● Stated task a
From the XLNet input docstring, pull out the stretch from "To activate mems" through "(full bidirectional attention)." and reproduce it word for word.

● Source text
XLNET_INPUTS_DOCSTRING = r"""
    Inputs:
        **input_ids**: ``torch.LongTensor`` of shape ``(batch_size, sequence_length)``:
            Indices of input sequence tokens in the vocabulary.
            XLNet is a model with relative position embeddings so you can either pad the inputs on
            the right or on the left.
            Indices can be obtained using :class:`pytorch_transformers.XLNetTokenizer`.
            See :func:`pytorch_transformers.PreTrainedTokenizer.encode` and
            :func:`pytorch_transformers.PreTrainedTokenizer.convert_tokens_to_ids` for details.
        **attention_mask**: (`optional`) ``torch.FloatTensor`` of shape ``(batch_size, sequence_length)``:
            Mask to avoid performing attention on padding token indices.
            Mask values selected in ``[0, 1]``:
            ``1`` for tokens that are NOT MASKED, ``0`` for MASKED tokens.
        **mems**: (`optional`)
            list of ``torch.FloatTensor`` (one for each layer):
            that contains pre-computed hidden-states (key and values in the attention blocks) as output by the model
            (see `mems` output below). Can be used to speed up sequential decoding and attend to longer context.
            To activate mems you need to set up config.mem_len to a positive value which will be the max number of tokens in
            the memory output by the model. E.g. `model = XLNetModel.from_pretrained('xlnet-base-case, mem_len=1024)` will
            instantiate a model which can use up to 1024 tokens of memory (in addition to the input it self).
        **perm_mask**: (`optional`) ``torch.FloatTensor`` of shape ``(batch_size, sequence_length, sequence_length)``:
            Mask to indicate the attention pattern for each input token with values selected in ``[0, 1]``:
            If ``perm_mask[k, i, j] = 0``, i attend to j in batch k;
            if ``perm_mask[k, i, j] = 1``, i does not attend to j in batch k.
            If None, each token attends to all the others (full bidirectional attention).
            Only used during pretraining (to define factorization order) or for sequential decoding (generation).
        **target_mapping**: (`optional`) ``torch.FloatTensor`` of shape ``(batch_size, num_predict, sequence_length)``:
            Mask to indicate the output tokens to use.
            If ``target_mapping[k, i, j] = 1``, the i-th predict in batch k is on the j-th token.
            Only used during pretraining for partial prediction or for sequential decoding (generation).
        **token_type_ids**: (`optional`) ``torch.LongTensor`` of shape ``(batch_size, sequence_length)``:
            A parallel sequence of tokens (can be used to indicate various portions of the inputs).
            The type indices in XLNet are NOT selected in the vocabulary, they can be arbitrary numbers and
            the important thing is that they should be different for tokens which belong to different segments.
            The model will compute relative segment differences from the given type indices:
            0 if the segment id of two tokens are the same, 1 if not.
        **input_mask**: (`optional`) ``torch.FloatTensor`` of shape ``(batch_size, sequence_length)``:
            Mask to avoid performing attention on padding token indices.

● Stated task b
Turn the records from their start through the line containing "edge-marker xyxy=(0,318,7,325)" into a numbered list, skipping any blank lines.

● Dataset entries
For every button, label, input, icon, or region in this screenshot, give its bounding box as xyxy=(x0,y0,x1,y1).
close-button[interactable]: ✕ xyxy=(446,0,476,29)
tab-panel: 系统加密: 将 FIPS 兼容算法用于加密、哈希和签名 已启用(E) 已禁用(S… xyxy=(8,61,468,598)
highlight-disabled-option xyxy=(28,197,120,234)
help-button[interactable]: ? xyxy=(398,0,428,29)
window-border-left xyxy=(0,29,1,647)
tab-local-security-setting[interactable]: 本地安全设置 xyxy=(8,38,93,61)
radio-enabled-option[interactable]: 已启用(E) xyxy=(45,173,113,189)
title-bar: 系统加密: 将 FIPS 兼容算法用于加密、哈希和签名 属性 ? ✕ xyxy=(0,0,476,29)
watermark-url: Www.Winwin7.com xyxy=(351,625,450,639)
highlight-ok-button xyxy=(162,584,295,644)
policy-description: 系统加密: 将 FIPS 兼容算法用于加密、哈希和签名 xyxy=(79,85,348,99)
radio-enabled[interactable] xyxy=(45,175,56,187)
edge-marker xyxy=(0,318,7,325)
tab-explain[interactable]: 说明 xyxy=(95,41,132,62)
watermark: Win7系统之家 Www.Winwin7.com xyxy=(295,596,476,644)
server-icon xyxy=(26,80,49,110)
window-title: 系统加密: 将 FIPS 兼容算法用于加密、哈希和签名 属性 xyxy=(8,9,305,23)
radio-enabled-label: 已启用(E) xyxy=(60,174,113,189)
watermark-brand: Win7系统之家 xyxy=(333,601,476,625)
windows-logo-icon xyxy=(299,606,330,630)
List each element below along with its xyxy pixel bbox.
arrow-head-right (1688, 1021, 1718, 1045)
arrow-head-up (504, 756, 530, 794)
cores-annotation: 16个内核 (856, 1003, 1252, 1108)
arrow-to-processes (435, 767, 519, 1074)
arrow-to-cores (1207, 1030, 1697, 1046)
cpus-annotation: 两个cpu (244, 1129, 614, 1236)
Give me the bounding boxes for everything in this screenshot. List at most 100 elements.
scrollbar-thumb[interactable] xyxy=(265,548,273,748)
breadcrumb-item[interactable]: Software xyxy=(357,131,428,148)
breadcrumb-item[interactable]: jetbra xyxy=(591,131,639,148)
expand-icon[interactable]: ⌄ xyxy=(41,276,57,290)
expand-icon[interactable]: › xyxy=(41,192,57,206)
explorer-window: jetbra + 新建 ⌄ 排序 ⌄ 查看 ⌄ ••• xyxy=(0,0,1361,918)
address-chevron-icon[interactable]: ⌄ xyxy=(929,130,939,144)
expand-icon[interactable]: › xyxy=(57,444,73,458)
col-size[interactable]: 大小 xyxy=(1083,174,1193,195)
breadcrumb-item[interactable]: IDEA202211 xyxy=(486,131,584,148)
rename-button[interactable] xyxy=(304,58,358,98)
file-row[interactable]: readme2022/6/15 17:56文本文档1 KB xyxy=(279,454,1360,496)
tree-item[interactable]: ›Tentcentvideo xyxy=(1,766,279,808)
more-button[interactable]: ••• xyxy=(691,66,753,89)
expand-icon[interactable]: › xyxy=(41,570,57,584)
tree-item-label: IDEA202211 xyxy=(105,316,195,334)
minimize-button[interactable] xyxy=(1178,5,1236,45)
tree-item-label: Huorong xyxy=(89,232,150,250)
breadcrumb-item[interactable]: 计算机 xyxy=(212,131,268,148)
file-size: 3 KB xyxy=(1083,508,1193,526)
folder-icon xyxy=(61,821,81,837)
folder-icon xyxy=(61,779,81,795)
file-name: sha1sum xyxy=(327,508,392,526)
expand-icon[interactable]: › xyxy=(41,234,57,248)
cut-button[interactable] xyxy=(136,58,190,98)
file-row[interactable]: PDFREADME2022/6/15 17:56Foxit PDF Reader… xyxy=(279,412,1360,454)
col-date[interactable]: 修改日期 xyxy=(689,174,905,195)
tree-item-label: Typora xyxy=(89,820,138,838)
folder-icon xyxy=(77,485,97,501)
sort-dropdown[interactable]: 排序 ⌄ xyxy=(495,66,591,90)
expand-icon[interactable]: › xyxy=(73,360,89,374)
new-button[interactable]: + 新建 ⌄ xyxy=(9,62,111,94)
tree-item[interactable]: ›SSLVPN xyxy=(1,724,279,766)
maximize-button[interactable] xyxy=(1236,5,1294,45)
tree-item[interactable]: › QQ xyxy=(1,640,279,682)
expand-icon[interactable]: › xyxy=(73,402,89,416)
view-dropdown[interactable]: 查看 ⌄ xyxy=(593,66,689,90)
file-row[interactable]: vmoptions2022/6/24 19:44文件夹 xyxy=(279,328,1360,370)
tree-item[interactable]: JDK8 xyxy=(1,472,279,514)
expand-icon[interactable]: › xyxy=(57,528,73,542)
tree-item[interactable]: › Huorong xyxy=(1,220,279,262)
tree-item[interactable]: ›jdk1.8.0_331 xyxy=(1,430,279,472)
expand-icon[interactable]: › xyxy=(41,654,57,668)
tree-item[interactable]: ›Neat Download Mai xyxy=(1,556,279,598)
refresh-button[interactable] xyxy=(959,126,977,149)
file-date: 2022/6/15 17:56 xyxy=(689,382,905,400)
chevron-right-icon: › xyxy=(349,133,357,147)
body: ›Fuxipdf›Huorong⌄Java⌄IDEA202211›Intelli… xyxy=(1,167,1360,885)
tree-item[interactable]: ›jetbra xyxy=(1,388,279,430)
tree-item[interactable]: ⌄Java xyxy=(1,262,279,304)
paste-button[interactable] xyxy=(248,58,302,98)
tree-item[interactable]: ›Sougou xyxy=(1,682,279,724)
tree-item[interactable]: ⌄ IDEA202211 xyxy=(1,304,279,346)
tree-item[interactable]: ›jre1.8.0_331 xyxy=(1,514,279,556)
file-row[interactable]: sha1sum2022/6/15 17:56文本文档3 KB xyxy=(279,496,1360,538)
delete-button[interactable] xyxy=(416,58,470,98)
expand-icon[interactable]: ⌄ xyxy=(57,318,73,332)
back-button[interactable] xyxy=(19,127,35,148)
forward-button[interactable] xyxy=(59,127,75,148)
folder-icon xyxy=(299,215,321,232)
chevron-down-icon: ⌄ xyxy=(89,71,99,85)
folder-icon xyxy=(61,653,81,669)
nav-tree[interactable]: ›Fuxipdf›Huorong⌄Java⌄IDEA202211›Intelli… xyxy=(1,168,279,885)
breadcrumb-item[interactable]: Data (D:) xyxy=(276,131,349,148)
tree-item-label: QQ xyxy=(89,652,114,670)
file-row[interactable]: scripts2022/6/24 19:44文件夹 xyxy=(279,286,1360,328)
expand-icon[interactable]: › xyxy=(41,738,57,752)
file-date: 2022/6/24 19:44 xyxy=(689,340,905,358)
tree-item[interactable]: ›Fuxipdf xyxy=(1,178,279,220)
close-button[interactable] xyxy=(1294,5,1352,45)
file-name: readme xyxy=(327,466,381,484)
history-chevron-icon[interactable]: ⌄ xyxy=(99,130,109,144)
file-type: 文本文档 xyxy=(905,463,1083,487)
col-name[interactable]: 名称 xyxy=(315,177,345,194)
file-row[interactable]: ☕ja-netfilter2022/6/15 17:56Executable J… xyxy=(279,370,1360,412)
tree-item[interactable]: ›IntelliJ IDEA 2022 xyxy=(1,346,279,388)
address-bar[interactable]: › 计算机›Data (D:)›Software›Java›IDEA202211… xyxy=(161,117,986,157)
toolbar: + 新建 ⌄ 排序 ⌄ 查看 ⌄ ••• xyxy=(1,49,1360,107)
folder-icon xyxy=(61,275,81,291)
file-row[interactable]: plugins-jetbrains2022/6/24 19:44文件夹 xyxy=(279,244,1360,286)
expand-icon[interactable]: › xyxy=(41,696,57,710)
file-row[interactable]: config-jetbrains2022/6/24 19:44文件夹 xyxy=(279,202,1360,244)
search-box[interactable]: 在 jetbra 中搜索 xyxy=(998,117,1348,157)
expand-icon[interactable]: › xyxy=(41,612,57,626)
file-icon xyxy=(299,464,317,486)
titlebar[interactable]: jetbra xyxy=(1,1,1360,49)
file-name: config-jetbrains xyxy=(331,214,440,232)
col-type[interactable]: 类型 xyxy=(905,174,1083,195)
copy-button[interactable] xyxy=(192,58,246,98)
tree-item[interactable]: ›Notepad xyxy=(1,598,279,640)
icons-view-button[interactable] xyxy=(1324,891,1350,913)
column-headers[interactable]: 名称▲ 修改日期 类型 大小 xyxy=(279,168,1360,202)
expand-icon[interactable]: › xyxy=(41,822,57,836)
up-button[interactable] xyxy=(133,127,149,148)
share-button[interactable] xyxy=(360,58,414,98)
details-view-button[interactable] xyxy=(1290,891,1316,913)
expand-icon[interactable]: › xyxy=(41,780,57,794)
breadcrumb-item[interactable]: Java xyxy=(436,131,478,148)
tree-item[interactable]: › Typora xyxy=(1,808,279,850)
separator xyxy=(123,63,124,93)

● Written response a
To activate mems you need to set up config.mem_len to a positive value which will be the max number of tokens in
            the memory output by the model. E.g. `model = XLNetModel.from_pretrained('xlnet-base-case, mem_len=1024)` will
            instantiate a model which can use up to 1024 tokens of memory (in addition to the input it self).
        **perm_mask**: (`optional`) ``torch.FloatTensor`` of shape ``(batch_size, sequence_length, sequence_length)``:
            Mask to indicate the attention pattern for each input token with values selected in ``[0, 1]``:
            If ``perm_mask[k, i, j] = 0``, i attend to j in batch k;
            if ``perm_mask[k, i, j] = 1``, i does not attend to j in batch k.
            If None, each token attends to all the others (full bidirectional attention).

● Written response b
1. For every button, label, input, icon, or region in this screenshot, give its bounding box as xyxy=(x0,y0,x1,y1).
2. close-button[interactable]: ✕ xyxy=(446,0,476,29)
3. tab-panel: 系统加密: 将 FIPS 兼容算法用于加密、哈希和签名 已启用(E) 已禁用(S… xyxy=(8,61,468,598)
4. highlight-disabled-option xyxy=(28,197,120,234)
5. help-button[interactable]: ? xyxy=(398,0,428,29)
6. window-border-left xyxy=(0,29,1,647)
7. tab-local-security-setting[interactable]: 本地安全设置 xyxy=(8,38,93,61)
8. radio-enabled-option[interactable]: 已启用(E) xyxy=(45,173,113,189)
9. title-bar: 系统加密: 将 FIPS 兼容算法用于加密、哈希和签名 属性 ? ✕ xyxy=(0,0,476,29)
10. watermark-url: Www.Winwin7.com xyxy=(351,625,450,639)
11. highlight-ok-button xyxy=(162,584,295,644)
12. policy-description: 系统加密: 将 FIPS 兼容算法用于加密、哈希和签名 xyxy=(79,85,348,99)
13. radio-enabled[interactable] xyxy=(45,175,56,187)
14. edge-marker xyxy=(0,318,7,325)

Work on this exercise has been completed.